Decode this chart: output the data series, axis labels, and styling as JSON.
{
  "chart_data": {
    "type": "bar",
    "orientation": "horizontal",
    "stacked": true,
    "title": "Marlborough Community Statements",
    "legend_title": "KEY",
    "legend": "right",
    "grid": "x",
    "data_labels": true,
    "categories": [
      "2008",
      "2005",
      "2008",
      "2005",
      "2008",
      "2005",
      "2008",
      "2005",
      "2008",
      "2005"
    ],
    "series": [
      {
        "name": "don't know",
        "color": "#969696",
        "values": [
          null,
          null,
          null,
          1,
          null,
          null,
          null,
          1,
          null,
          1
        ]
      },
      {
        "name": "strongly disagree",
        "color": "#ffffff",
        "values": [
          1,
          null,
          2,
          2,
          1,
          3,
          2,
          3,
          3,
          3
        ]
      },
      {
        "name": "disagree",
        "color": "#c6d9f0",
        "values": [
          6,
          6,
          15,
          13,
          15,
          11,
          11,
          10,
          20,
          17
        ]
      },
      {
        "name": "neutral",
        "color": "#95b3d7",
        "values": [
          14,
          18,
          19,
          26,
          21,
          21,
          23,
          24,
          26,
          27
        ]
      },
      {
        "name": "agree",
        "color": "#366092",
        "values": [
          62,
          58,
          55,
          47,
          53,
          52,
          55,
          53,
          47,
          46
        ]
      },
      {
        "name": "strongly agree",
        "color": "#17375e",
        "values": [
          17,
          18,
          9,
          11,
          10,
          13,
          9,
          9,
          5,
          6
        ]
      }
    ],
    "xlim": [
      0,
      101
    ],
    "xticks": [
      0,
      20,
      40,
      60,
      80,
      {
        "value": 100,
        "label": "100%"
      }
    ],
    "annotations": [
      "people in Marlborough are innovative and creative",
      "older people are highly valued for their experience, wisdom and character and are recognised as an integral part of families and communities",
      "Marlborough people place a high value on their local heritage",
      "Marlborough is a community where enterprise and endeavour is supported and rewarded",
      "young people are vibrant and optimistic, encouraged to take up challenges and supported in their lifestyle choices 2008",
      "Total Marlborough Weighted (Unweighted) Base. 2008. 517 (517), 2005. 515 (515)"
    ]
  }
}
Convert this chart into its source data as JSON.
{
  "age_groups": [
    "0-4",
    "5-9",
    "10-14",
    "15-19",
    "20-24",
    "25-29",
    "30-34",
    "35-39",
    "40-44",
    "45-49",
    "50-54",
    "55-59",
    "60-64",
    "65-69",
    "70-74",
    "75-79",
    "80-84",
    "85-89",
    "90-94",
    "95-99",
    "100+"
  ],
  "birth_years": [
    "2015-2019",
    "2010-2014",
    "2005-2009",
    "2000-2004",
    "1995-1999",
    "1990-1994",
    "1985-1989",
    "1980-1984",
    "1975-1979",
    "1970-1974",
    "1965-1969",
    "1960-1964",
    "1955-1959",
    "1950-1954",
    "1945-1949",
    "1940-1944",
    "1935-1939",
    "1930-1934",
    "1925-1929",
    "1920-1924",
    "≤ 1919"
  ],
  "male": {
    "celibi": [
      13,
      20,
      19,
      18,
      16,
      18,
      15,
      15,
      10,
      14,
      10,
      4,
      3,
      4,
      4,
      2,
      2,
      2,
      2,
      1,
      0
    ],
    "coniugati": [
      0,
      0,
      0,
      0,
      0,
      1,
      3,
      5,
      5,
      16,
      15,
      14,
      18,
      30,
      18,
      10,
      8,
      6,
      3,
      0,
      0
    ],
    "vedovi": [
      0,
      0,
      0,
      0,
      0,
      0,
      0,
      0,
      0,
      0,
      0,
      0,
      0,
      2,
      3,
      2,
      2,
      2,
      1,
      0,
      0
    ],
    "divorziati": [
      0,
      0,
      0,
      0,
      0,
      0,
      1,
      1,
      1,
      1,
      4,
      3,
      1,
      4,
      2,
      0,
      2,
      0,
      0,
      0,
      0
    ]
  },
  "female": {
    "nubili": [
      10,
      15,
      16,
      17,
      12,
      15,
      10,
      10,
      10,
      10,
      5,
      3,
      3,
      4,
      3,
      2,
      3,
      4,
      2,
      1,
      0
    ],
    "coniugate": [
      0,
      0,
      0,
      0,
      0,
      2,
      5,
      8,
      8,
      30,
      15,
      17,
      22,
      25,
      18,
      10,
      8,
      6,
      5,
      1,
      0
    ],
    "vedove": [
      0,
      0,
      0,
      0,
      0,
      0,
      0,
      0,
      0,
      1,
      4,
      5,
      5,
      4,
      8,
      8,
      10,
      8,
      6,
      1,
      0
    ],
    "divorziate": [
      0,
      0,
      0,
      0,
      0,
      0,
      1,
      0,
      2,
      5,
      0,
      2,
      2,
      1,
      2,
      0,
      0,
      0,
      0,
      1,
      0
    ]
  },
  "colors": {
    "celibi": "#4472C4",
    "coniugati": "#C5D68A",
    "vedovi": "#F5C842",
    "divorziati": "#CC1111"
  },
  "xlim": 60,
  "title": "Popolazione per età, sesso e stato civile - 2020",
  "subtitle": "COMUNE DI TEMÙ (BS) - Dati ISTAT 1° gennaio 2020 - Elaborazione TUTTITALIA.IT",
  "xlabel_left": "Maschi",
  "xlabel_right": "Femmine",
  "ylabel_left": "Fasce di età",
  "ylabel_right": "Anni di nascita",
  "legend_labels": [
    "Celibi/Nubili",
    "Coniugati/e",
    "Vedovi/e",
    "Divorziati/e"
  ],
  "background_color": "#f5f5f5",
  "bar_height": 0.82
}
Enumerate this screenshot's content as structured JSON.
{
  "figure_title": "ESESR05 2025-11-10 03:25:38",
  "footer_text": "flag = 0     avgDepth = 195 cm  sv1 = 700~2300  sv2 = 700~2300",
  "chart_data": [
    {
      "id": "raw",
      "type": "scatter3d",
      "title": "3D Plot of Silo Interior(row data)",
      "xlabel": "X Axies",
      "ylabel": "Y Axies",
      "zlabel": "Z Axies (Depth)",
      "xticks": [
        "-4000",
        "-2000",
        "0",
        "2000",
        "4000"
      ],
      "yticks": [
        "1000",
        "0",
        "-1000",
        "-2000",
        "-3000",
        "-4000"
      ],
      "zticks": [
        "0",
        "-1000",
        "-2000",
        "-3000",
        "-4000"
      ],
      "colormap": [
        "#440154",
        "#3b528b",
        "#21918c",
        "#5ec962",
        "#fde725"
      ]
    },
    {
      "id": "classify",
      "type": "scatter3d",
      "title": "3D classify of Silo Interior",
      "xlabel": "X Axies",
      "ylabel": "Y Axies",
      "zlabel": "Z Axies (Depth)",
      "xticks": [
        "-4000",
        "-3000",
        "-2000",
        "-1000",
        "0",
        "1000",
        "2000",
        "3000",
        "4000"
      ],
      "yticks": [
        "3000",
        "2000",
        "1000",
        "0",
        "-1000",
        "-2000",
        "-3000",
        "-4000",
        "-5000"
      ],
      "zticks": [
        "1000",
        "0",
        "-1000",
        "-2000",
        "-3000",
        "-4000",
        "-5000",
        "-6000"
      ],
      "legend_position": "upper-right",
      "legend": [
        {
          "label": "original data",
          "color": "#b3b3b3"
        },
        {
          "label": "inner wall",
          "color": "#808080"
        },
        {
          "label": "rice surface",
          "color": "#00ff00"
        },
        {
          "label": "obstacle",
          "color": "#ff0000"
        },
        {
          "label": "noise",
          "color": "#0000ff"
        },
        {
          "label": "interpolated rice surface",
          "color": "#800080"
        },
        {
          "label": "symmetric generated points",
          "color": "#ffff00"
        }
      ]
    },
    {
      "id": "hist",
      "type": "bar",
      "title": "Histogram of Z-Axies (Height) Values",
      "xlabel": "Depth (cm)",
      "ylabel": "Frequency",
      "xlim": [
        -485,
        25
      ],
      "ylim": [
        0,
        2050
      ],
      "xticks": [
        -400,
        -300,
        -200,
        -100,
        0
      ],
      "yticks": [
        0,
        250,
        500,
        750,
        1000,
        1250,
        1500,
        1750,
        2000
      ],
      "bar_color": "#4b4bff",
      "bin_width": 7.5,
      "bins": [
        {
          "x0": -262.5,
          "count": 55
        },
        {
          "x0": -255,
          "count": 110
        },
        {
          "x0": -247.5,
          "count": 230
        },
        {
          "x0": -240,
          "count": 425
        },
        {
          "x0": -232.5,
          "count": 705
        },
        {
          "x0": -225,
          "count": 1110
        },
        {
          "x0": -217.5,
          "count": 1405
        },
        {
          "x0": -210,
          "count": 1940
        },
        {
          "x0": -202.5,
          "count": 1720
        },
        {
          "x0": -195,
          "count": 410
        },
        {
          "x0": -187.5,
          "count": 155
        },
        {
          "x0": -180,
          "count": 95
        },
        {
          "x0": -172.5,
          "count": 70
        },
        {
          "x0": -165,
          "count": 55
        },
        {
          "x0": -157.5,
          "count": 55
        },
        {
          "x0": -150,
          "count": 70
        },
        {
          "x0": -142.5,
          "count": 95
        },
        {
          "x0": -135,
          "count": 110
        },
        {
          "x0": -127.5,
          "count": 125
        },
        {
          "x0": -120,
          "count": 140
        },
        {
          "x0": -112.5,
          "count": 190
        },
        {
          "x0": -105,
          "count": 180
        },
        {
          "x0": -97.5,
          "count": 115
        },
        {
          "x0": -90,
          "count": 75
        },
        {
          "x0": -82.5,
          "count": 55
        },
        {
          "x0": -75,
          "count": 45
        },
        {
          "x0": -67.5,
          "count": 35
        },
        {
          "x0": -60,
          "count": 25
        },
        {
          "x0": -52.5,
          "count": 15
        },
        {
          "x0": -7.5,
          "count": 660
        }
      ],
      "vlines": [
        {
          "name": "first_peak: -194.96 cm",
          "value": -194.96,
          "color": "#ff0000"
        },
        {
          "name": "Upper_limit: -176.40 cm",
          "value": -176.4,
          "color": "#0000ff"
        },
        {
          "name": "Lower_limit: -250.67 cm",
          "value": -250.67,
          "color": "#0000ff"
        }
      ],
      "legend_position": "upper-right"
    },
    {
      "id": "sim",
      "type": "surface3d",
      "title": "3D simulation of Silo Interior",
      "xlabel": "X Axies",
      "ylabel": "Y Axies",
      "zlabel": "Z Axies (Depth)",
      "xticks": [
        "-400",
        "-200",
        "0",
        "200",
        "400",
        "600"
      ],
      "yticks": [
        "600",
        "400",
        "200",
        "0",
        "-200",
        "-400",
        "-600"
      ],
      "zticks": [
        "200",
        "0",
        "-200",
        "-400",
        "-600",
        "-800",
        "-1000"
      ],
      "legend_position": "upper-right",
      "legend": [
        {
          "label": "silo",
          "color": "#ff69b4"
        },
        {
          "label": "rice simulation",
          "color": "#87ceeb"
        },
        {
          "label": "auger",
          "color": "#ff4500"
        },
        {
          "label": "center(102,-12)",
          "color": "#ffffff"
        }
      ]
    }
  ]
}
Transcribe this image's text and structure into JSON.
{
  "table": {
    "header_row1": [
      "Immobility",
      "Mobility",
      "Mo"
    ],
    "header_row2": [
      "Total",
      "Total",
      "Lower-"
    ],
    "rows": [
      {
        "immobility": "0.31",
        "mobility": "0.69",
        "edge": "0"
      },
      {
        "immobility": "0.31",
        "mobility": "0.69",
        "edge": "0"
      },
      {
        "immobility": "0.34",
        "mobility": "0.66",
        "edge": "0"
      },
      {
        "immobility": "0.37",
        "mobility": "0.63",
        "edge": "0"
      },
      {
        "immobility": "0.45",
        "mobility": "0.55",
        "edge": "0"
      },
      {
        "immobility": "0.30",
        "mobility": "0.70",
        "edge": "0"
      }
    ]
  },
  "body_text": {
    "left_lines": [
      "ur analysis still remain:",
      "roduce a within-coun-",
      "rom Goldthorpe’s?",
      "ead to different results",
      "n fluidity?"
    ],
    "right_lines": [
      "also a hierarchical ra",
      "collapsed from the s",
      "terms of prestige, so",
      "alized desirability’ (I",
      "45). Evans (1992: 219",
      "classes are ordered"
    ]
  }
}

=-=-=

Task objective: Say how many lines in the records hold the string "people", and say nothing else.

Finished task: 4